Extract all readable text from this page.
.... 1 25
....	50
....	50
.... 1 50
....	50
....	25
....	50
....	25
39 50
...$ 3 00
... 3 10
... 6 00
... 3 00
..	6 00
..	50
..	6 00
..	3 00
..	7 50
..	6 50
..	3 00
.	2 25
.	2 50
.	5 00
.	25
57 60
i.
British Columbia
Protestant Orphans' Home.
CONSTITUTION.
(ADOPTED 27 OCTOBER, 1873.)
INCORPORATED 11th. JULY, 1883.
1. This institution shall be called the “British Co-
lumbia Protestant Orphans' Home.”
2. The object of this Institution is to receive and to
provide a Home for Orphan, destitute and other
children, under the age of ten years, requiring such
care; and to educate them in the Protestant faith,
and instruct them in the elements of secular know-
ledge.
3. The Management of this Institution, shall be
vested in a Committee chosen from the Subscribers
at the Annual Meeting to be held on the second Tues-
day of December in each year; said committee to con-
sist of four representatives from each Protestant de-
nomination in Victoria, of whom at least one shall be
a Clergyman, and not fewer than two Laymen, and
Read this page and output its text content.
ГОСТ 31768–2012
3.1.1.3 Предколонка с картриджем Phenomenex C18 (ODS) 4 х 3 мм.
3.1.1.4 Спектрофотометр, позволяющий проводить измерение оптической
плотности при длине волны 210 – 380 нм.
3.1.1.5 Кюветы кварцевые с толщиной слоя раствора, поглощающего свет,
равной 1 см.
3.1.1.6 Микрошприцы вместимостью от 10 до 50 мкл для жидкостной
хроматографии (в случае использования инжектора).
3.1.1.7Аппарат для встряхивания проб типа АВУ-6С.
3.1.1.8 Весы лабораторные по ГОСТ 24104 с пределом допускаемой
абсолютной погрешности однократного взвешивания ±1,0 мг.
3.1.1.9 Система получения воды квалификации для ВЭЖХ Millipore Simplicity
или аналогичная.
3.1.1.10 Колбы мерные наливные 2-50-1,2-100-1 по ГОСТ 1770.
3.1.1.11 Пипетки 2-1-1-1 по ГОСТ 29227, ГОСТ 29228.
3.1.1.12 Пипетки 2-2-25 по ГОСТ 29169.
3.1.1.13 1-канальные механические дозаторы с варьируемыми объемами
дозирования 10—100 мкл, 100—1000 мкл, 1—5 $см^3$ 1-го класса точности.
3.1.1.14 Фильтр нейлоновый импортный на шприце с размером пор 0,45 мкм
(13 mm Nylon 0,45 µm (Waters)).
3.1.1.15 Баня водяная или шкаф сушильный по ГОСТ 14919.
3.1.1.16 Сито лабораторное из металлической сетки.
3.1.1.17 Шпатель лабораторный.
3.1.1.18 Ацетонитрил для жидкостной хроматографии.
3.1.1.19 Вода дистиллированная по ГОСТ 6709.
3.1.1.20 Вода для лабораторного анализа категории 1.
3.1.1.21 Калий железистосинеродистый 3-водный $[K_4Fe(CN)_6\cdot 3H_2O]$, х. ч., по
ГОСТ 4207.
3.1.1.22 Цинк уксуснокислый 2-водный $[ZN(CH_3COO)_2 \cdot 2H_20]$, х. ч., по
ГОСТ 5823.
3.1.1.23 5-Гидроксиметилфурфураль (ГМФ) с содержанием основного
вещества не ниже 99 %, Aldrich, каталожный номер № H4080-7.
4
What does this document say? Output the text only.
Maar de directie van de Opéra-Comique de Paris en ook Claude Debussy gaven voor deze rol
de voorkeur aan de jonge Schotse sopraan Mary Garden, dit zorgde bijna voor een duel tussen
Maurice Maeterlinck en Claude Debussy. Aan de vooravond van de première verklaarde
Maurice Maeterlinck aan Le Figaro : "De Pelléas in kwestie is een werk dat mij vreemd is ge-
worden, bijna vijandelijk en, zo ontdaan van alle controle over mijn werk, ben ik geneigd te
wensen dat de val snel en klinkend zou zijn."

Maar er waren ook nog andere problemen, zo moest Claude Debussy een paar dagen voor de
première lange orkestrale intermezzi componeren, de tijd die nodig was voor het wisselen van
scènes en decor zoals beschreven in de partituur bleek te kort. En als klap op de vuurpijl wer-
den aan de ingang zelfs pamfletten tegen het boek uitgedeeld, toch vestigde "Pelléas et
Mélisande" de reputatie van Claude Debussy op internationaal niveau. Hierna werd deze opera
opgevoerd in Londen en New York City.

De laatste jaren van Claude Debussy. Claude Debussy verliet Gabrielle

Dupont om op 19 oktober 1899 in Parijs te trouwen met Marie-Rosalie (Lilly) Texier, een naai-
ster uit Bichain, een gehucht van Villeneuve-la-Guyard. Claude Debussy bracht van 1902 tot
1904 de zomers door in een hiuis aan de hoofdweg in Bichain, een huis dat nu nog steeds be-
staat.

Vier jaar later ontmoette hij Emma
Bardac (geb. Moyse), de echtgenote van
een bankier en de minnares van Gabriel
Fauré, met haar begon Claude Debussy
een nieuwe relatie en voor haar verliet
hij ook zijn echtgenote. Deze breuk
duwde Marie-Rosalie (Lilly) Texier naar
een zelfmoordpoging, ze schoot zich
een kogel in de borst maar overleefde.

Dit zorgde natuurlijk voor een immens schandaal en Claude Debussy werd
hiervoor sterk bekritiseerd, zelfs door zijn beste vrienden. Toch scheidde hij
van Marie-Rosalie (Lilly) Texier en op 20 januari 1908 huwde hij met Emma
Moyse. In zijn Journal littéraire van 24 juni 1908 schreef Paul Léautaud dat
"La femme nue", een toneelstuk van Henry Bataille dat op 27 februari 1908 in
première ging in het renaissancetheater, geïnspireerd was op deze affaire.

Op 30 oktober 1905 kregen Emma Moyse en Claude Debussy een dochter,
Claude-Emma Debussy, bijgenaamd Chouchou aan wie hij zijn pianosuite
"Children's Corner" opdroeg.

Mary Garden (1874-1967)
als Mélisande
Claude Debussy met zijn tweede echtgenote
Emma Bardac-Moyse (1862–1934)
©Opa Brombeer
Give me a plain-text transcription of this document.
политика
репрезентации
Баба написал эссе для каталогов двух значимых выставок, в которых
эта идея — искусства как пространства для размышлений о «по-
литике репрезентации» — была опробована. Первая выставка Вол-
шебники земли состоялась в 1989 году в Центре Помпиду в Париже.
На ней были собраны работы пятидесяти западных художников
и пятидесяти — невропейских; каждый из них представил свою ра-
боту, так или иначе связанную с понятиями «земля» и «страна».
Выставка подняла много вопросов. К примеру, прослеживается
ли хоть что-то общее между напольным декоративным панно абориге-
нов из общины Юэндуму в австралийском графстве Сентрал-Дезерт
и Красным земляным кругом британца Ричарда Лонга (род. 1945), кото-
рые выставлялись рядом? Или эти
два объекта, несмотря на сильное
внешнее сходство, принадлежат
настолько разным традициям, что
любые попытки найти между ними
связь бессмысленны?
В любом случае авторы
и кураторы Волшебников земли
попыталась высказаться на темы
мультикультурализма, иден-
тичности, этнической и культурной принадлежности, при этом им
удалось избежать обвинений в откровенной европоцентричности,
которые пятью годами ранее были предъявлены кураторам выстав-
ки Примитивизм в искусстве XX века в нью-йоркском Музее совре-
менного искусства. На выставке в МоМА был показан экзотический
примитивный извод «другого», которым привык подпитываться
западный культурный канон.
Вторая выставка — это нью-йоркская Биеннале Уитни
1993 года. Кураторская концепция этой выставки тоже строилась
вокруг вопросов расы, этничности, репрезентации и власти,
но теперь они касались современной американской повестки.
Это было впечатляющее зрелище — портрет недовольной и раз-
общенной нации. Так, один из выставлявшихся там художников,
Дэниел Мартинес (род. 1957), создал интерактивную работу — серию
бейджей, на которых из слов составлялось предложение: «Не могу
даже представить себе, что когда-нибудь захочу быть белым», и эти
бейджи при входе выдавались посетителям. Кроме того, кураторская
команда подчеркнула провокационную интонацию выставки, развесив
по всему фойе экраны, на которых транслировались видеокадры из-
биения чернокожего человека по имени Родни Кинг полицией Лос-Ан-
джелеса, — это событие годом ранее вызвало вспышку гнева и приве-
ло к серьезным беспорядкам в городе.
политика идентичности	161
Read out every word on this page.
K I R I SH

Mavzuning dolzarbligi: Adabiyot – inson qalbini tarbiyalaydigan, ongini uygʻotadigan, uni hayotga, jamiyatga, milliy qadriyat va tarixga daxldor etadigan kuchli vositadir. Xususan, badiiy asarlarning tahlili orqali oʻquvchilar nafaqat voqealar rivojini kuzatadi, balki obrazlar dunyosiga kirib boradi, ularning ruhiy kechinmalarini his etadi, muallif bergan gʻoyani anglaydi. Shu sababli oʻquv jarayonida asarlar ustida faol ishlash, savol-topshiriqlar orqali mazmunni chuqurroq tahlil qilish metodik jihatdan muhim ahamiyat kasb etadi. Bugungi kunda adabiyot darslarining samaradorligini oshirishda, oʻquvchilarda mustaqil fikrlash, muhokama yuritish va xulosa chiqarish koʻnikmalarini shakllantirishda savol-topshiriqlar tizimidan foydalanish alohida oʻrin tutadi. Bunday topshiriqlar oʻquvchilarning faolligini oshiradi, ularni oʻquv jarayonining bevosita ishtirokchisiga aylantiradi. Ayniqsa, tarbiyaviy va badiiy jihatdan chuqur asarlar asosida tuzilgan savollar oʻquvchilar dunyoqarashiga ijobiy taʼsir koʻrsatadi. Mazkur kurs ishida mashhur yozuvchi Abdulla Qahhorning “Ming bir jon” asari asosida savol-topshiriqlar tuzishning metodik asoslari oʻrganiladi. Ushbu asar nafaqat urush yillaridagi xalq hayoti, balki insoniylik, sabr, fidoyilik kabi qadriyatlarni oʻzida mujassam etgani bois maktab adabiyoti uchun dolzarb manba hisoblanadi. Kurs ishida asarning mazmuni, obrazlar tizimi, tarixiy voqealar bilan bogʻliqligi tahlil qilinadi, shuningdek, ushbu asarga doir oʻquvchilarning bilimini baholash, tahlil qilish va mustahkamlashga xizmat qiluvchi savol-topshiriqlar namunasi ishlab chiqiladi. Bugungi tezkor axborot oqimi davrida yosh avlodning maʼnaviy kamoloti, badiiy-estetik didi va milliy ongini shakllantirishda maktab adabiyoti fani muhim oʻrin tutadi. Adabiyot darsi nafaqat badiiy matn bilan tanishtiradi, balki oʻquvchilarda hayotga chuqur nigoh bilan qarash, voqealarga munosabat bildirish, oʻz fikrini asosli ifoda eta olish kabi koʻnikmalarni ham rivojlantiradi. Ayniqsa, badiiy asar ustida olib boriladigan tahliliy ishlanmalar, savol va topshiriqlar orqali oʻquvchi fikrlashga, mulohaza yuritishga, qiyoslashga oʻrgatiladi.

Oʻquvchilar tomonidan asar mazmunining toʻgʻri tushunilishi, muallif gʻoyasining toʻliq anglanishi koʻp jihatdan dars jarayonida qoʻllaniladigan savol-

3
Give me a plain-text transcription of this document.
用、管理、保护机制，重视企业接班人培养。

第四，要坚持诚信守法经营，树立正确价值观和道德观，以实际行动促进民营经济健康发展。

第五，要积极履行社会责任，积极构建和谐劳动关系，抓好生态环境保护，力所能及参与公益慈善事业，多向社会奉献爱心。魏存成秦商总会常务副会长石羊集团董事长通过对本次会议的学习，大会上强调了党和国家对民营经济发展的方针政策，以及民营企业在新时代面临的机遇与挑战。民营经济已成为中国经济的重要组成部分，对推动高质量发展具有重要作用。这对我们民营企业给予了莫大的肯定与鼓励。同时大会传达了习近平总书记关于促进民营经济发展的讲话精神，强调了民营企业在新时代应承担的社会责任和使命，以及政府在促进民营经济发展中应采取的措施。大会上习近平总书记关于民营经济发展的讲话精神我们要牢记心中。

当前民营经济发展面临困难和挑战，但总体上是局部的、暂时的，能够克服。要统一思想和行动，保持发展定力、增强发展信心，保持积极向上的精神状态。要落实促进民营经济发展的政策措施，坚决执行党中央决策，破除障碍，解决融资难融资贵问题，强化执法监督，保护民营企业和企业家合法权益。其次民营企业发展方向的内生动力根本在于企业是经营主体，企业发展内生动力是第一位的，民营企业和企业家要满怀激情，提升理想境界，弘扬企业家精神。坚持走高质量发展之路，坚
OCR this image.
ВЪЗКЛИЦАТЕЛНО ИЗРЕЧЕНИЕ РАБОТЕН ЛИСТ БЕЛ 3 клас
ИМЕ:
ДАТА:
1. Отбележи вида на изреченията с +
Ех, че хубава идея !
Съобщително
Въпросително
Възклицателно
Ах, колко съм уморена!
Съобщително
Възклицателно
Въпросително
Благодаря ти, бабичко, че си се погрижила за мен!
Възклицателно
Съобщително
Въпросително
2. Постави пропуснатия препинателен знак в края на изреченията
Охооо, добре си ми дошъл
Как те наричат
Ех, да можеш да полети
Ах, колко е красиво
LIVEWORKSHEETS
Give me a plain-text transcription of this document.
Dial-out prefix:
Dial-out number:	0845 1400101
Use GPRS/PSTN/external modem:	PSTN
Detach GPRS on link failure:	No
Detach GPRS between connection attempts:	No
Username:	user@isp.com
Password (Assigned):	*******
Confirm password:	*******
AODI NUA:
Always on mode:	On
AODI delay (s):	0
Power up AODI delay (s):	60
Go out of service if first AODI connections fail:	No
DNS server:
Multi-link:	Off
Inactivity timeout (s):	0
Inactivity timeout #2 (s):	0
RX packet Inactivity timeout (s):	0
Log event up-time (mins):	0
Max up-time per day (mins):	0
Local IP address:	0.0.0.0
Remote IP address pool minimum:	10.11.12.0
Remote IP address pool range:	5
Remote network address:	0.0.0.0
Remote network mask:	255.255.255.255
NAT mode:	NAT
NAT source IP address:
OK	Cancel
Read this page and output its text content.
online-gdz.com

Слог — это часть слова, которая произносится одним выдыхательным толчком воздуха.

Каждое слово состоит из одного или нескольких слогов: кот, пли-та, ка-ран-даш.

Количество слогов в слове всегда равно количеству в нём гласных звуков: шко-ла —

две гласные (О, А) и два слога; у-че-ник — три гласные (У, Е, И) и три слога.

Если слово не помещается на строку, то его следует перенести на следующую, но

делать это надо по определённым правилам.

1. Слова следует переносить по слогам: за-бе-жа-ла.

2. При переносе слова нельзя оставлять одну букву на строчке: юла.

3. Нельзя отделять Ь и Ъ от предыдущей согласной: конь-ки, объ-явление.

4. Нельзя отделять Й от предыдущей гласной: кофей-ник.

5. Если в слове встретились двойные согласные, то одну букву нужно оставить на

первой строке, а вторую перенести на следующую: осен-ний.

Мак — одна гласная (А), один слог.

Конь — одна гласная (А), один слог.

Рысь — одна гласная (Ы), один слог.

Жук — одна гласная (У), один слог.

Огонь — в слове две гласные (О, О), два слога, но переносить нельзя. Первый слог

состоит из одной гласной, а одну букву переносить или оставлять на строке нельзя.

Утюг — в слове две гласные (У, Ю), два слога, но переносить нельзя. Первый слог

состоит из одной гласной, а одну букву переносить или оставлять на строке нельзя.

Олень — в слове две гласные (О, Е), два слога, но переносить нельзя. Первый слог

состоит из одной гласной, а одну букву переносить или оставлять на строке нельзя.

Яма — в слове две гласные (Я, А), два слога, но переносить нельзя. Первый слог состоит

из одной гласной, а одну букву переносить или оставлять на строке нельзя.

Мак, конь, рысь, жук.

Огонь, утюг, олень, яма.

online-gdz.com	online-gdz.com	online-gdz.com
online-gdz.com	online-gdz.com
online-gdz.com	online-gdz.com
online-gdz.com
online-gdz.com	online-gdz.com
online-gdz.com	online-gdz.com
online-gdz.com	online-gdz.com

__Objective__
Using the records above, find and show each line with the string "слове".

__Written reply__
Количество слогов в слове всегда равно количеству в нём гласных звуков: шко-ла —
5. Если в слове встретились двойные согласные, то одну букву нужно оставить на
Огонь — в слове две гласные (О, О), два слога, но переносить нельзя. Первый слог
Утюг — в слове две гласные (У, Ю), два слога, но переносить нельзя. Первый слог
Олень — в слове две гласные (О, Е), два слога, но переносить нельзя. Первый слог
Яма — в слове две гласные (Я, А), два слога, но переносить нельзя. Первый слог состоит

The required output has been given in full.